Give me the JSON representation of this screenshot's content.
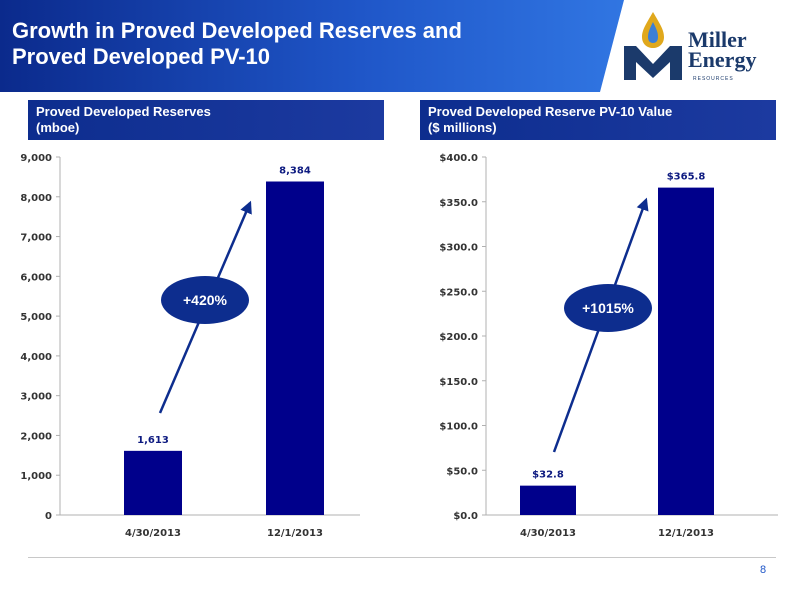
{
  "header": {
    "title": "Growth in Proved Developed Reserves and\nProved Developed PV-10"
  },
  "logo": {
    "name": "Miller\nEnergy",
    "sub": "RESOURCES"
  },
  "colors": {
    "bar": "#00008b",
    "accent": "#0d2d8e",
    "header_start": "#0b2a8c",
    "header_end": "#3b86ee"
  },
  "chart_data": [
    {
      "type": "bar",
      "title": "Proved Developed Reserves\n(mboe)",
      "categories": [
        "4/30/2013",
        "12/1/2013"
      ],
      "values": [
        1613,
        8384
      ],
      "value_labels": [
        "1,613",
        "8,384"
      ],
      "ylim": [
        0,
        9000
      ],
      "yticks": [
        0,
        1000,
        2000,
        3000,
        4000,
        5000,
        6000,
        7000,
        8000,
        9000
      ],
      "ytick_labels": [
        "0",
        "1,000",
        "2,000",
        "3,000",
        "4,000",
        "5,000",
        "6,000",
        "7,000",
        "8,000",
        "9,000"
      ],
      "annotation": "+420%",
      "grid": false
    },
    {
      "type": "bar",
      "title": "Proved Developed Reserve PV-10 Value\n($ millions)",
      "categories": [
        "4/30/2013",
        "12/1/2013"
      ],
      "values": [
        32.8,
        365.8
      ],
      "value_labels": [
        "$32.8",
        "$365.8"
      ],
      "ylim": [
        0,
        400
      ],
      "yticks": [
        0,
        50,
        100,
        150,
        200,
        250,
        300,
        350,
        400
      ],
      "ytick_labels": [
        "$0.0",
        "$50.0",
        "$100.0",
        "$150.0",
        "$200.0",
        "$250.0",
        "$300.0",
        "$350.0",
        "$400.0"
      ],
      "annotation": "+1015%",
      "grid": false
    }
  ],
  "footer": {
    "page_number": "8"
  }
}
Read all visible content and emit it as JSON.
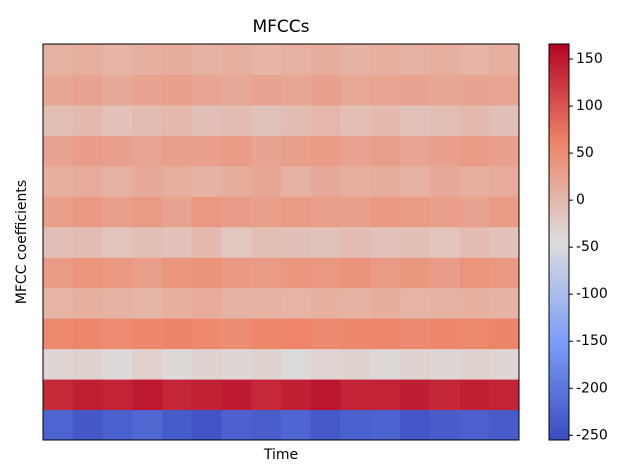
{
  "chart_data": {
    "type": "heatmap",
    "title": "MFCCs",
    "x_label": "Time",
    "y_label": "MFCC coefficients",
    "colormap": "coolwarm",
    "clim": [
      -255,
      166
    ],
    "cbar_ticks": [
      -250,
      -200,
      -150,
      -100,
      -50,
      0,
      50,
      100,
      150
    ],
    "z": [
      [
        -225,
        -240,
        -230,
        -220,
        -235,
        -245,
        -228,
        -232,
        -222,
        -238,
        -230,
        -226,
        -242,
        -234,
        -228,
        -236
      ],
      [
        135,
        145,
        140,
        150,
        138,
        142,
        148,
        136,
        144,
        152,
        139,
        141,
        146,
        137,
        143,
        140
      ],
      [
        -35,
        -30,
        -40,
        -28,
        -38,
        -32,
        -36,
        -30,
        -42,
        -34,
        -30,
        -38,
        -33,
        -36,
        -31,
        -35
      ],
      [
        55,
        60,
        52,
        58,
        62,
        56,
        50,
        59,
        61,
        54,
        57,
        60,
        53,
        58,
        55,
        62
      ],
      [
        5,
        12,
        8,
        3,
        10,
        15,
        6,
        9,
        4,
        11,
        7,
        13,
        5,
        8,
        10,
        6
      ],
      [
        35,
        42,
        38,
        30,
        40,
        45,
        36,
        33,
        41,
        38,
        44,
        35,
        39,
        32,
        42,
        37
      ],
      [
        -10,
        -5,
        -15,
        -8,
        -12,
        -3,
        -18,
        -7,
        -10,
        -14,
        -6,
        -11,
        -9,
        -16,
        -4,
        -12
      ],
      [
        30,
        36,
        28,
        34,
        25,
        38,
        32,
        29,
        35,
        31,
        27,
        37,
        33,
        30,
        26,
        34
      ],
      [
        10,
        15,
        8,
        18,
        12,
        6,
        14,
        20,
        9,
        16,
        11,
        13,
        7,
        17,
        10,
        15
      ],
      [
        25,
        32,
        28,
        22,
        30,
        27,
        35,
        24,
        29,
        33,
        26,
        31,
        23,
        28,
        34,
        27
      ],
      [
        -8,
        -2,
        -12,
        -5,
        0,
        -10,
        -4,
        -14,
        -6,
        2,
        -9,
        -3,
        -11,
        -7,
        -1,
        -10
      ],
      [
        20,
        26,
        18,
        24,
        28,
        22,
        17,
        25,
        21,
        27,
        19,
        23,
        26,
        20,
        24,
        22
      ],
      [
        8,
        12,
        5,
        10,
        14,
        7,
        11,
        4,
        9,
        13,
        6,
        10,
        8,
        12,
        5,
        11
      ]
    ]
  }
}
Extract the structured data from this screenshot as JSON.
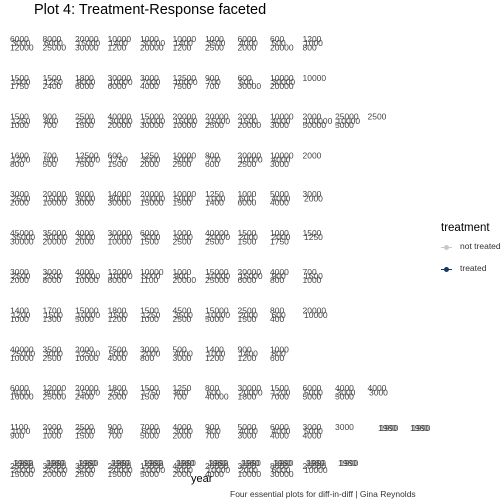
{
  "title": "Plot 4: Treatment-Response faceted",
  "caption": "Four essential plots for diff-in-diff | Gina Reynolds",
  "legend": {
    "title": "treatment",
    "items": [
      {
        "label": "not treated",
        "color": "#c8c8c8"
      },
      {
        "label": "treated",
        "color": "#17375e"
      }
    ]
  },
  "chart_data": {
    "type": "line",
    "title": "Plot 4: Treatment-Response faceted",
    "xlabel": "year",
    "ylabel": "",
    "facet_rows": 11,
    "facet_cols": 12,
    "x_tick_labels": [
      "1980",
      "1990"
    ],
    "panels": [
      [
        "6000",
        "3000",
        "12000",
        "8000",
        "6000",
        "25000",
        "20000",
        "15000",
        "30000",
        "10000",
        "1400",
        "1200",
        "1000",
        "30000",
        "20000",
        "10000",
        "1400",
        "1200",
        "1000",
        "3500",
        "2500",
        "6000",
        "4000",
        "2000",
        "600",
        "500",
        "20000",
        "1200",
        "1000",
        "800"
      ],
      [
        "1500",
        "1000",
        "1750",
        "1500",
        "1250",
        "2400",
        "1800",
        "9000",
        "6000",
        "30000",
        "10000",
        "6000",
        "3000",
        "7000",
        "4000",
        "12500",
        "10000",
        "7500",
        "900",
        "700",
        "700",
        "600",
        "500",
        "30000",
        "10000",
        "30000",
        "20000",
        "10000"
      ],
      [
        "1500",
        "1250",
        "1000",
        "900",
        "800",
        "700",
        "2500",
        "2000",
        "1500",
        "40000",
        "30000",
        "20000",
        "15000",
        "10000",
        "30000",
        "20000",
        "15000",
        "10000",
        "20000",
        "15000",
        "2500",
        "2000",
        "1500",
        "20000",
        "10000",
        "4000",
        "3000",
        "2000",
        "100000",
        "50000",
        "25000",
        "10000",
        "5000",
        "2500"
      ],
      [
        "1600",
        "1200",
        "800",
        "700",
        "600",
        "500",
        "12500",
        "10000",
        "7500",
        "600",
        "1750",
        "1500",
        "1250",
        "3000",
        "2000",
        "10000",
        "5000",
        "2500",
        "800",
        "700",
        "600",
        "20000",
        "10000",
        "2500",
        "10000",
        "4000",
        "3000",
        "2000"
      ],
      [
        "3000",
        "2500",
        "2000",
        "20000",
        "15000",
        "10000",
        "9000",
        "6000",
        "3000",
        "14000",
        "8000",
        "30000",
        "20000",
        "10000",
        "15000",
        "10000",
        "5000",
        "1500",
        "1250",
        "1000",
        "1400",
        "1000",
        "600",
        "6000",
        "5000",
        "4000",
        "4000",
        "3000",
        "2000"
      ],
      [
        "45000",
        "35000",
        "30000",
        "35000",
        "30000",
        "20000",
        "4000",
        "3000",
        "2000",
        "30000",
        "20000",
        "10000",
        "6000",
        "3000",
        "1500",
        "1000",
        "5000",
        "2500",
        "40000",
        "20000",
        "2500",
        "1500",
        "2000",
        "1500",
        "1000",
        "2000",
        "1750",
        "1500",
        "1250"
      ],
      [
        "3000",
        "2500",
        "2000",
        "3000",
        "2500",
        "8000",
        "4000",
        "20000",
        "10000",
        "12000",
        "10000",
        "8000",
        "10000",
        "5000",
        "1100",
        "1000",
        "900",
        "20000",
        "15000",
        "10000",
        "25000",
        "20000",
        "15000",
        "6000",
        "4000",
        "900",
        "800",
        "700",
        "1500",
        "1000"
      ],
      [
        "1400",
        "1200",
        "1000",
        "1700",
        "1500",
        "1300",
        "15000",
        "10000",
        "5000",
        "1800",
        "1500",
        "1200",
        "1500",
        "1250",
        "1000",
        "4500",
        "3500",
        "2500",
        "15000",
        "10000",
        "5000",
        "2500",
        "2000",
        "1500",
        "800",
        "600",
        "400",
        "20000",
        "10000"
      ],
      [
        "40000",
        "25000",
        "10000",
        "3500",
        "3000",
        "2500",
        "2000",
        "12500",
        "10000",
        "7500",
        "5000",
        "4000",
        "3000",
        "2000",
        "800",
        "500",
        "4000",
        "3000",
        "1400",
        "1000",
        "1200",
        "900",
        "1400",
        "1200",
        "1000",
        "800",
        "600"
      ],
      [
        "6000",
        "4000",
        "16000",
        "12000",
        "8000",
        "25000",
        "20000",
        "15000",
        "2400",
        "1800",
        "2500",
        "2000",
        "1500",
        "1750",
        "1500",
        "1250",
        "800",
        "700",
        "800",
        "600",
        "40000",
        "30000",
        "20000",
        "1800",
        "1500",
        "1200",
        "7000",
        "6000",
        "5000",
        "5000",
        "4000",
        "3000",
        "5000",
        "4000",
        "3000"
      ],
      [
        "1100",
        "1000",
        "900",
        "2000",
        "1500",
        "1000",
        "2500",
        "2000",
        "1500",
        "900",
        "800",
        "700",
        "7000",
        "6000",
        "5000",
        "4000",
        "3000",
        "2000",
        "900",
        "800",
        "700",
        "5000",
        "4000",
        "3000",
        "6000",
        "4000",
        "4000",
        "3000",
        "5000",
        "4000",
        "3000"
      ],
      [
        "25000",
        "20000",
        "15000",
        "30000",
        "25000",
        "20000",
        "3500",
        "3000",
        "2500",
        "25000",
        "20000",
        "15000",
        "15000",
        "10000",
        "5000",
        "4000",
        "3000",
        "2000",
        "20000",
        "10000",
        "4000",
        "3000",
        "2000",
        "10000",
        "8000",
        "6000",
        "30000",
        "20000",
        "10000"
      ]
    ]
  }
}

--- --- ---

Go through the entries above and pull out each line with "faceted" in it.

● **RIGHT ANSWER**
  "title": "Plot 4: Treatment-Response faceted",
    "title": "Plot 4: Treatment-Response faceted",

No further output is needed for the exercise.